■ **Exercise objective**
Copy the data that follows, character for character, minus the pictures.

[Stored entries]
+++

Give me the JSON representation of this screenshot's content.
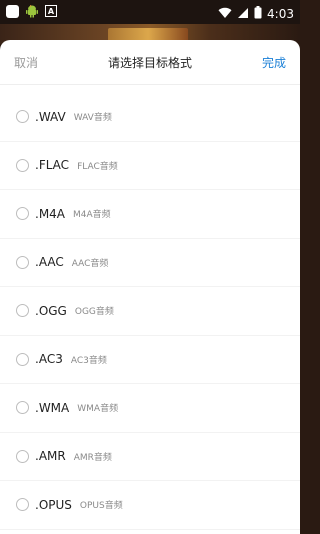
{
  "status_bar": {
    "time": "4:03",
    "icons": [
      "square-app-icon",
      "android-bot-icon",
      "a-box-icon",
      "wifi-icon",
      "signal-icon",
      "battery-icon"
    ]
  },
  "sheet": {
    "cancel_label": "取消",
    "title": "请选择目标格式",
    "done_label": "完成",
    "accent_color": "#1a7fd6"
  },
  "formats": [
    {
      "ext": ".WAV",
      "desc": "WAV音频"
    },
    {
      "ext": ".FLAC",
      "desc": "FLAC音频"
    },
    {
      "ext": ".M4A",
      "desc": "M4A音频"
    },
    {
      "ext": ".AAC",
      "desc": "AAC音频"
    },
    {
      "ext": ".OGG",
      "desc": "OGG音频"
    },
    {
      "ext": ".AC3",
      "desc": "AC3音频"
    },
    {
      "ext": ".WMA",
      "desc": "WMA音频"
    },
    {
      "ext": ".AMR",
      "desc": "AMR音频"
    },
    {
      "ext": ".OPUS",
      "desc": "OPUS音频"
    }
  ]
}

+++

■ **Written answer**
Give me the JSON representation of this screenshot's content.
{
  "status_bar": {
    "time": "4:03",
    "icons": [
      "square-app-icon",
      "android-bot-icon",
      "a-box-icon",
      "wifi-icon",
      "signal-icon",
      "battery-icon"
    ]
  },
  "sheet": {
    "cancel_label": "取消",
    "title": "请选择目标格式",
    "done_label": "完成",
    "accent_color": "#1a7fd6"
  },
  "formats": [
    {
      "ext": ".WAV",
      "desc": "WAV音频"
    },
    {
      "ext": ".FLAC",
      "desc": "FLAC音频"
    },
    {
      "ext": ".M4A",
      "desc": "M4A音频"
    },
    {
      "ext": ".AAC",
      "desc": "AAC音频"
    },
    {
      "ext": ".OGG",
      "desc": "OGG音频"
    },
    {
      "ext": ".AC3",
      "desc": "AC3音频"
    },
    {
      "ext": ".WMA",
      "desc": "WMA音频"
    },
    {
      "ext": ".AMR",
      "desc": "AMR音频"
    },
    {
      "ext": ".OPUS",
      "desc": "OPUS音频"
    }
  ]
}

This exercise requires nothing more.